*Records from a dataset*:
══════════

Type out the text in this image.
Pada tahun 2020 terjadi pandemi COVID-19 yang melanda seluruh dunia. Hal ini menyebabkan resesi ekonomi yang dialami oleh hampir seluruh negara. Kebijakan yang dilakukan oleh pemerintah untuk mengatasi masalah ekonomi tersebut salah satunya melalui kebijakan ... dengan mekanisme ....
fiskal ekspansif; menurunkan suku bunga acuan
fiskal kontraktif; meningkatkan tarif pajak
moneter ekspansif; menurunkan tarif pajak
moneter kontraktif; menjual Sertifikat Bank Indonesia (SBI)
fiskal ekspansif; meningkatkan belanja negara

══════════

*Aim of the exercise*:
Where a line holds "moneter", copy that line.

*Task result*:
moneter ekspansif; menurunkan tarif pajak
moneter kontraktif; menjual Sertifikat Bank Indonesia (SBI)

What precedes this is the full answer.